Task to complete:
Quote every line of the data below as it stands, omitting pictures.

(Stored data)
((

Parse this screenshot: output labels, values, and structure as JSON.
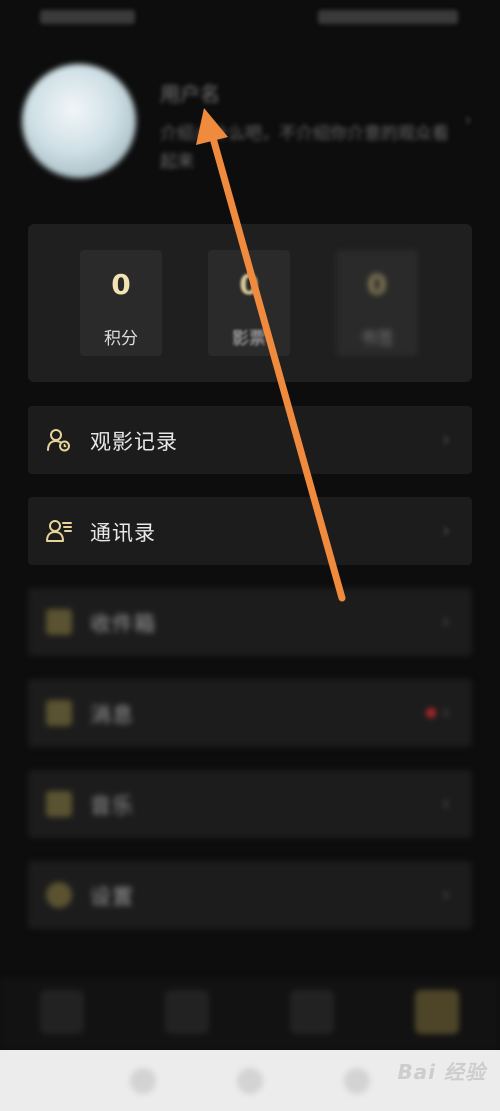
{
  "profile": {
    "username": "用户名",
    "signature": "介绍点什么吧，不介绍你介意的观众看起来"
  },
  "stats": [
    {
      "value": "0",
      "label": "积分"
    },
    {
      "value": "0",
      "label": "影票"
    },
    {
      "value": "0",
      "label": "书签"
    }
  ],
  "menu": [
    {
      "label": "观影记录",
      "icon": "user-history-icon"
    },
    {
      "label": "通讯录",
      "icon": "contacts-icon"
    },
    {
      "label": "收件箱",
      "icon": "inbox-icon"
    },
    {
      "label": "消息",
      "icon": "messages-icon"
    },
    {
      "label": "音乐",
      "icon": "music-icon"
    },
    {
      "label": "设置",
      "icon": "settings-icon"
    }
  ],
  "watermark": "Bai 经验",
  "colors": {
    "background": "#0d0d0d",
    "accent_gold": "#f2e3b3",
    "icon_gold": "#e8d49a",
    "arrow": "#f08a3c",
    "badge": "#b0282a"
  }
}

))

Written response:
Parse this screenshot: output labels, values, and structure as JSON.
{
  "profile": {
    "username": "用户名",
    "signature": "介绍点什么吧，不介绍你介意的观众看起来"
  },
  "stats": [
    {
      "value": "0",
      "label": "积分"
    },
    {
      "value": "0",
      "label": "影票"
    },
    {
      "value": "0",
      "label": "书签"
    }
  ],
  "menu": [
    {
      "label": "观影记录",
      "icon": "user-history-icon"
    },
    {
      "label": "通讯录",
      "icon": "contacts-icon"
    },
    {
      "label": "收件箱",
      "icon": "inbox-icon"
    },
    {
      "label": "消息",
      "icon": "messages-icon"
    },
    {
      "label": "音乐",
      "icon": "music-icon"
    },
    {
      "label": "设置",
      "icon": "settings-icon"
    }
  ],
  "watermark": "Bai 经验",
  "colors": {
    "background": "#0d0d0d",
    "accent_gold": "#f2e3b3",
    "icon_gold": "#e8d49a",
    "arrow": "#f08a3c",
    "badge": "#b0282a"
  }
}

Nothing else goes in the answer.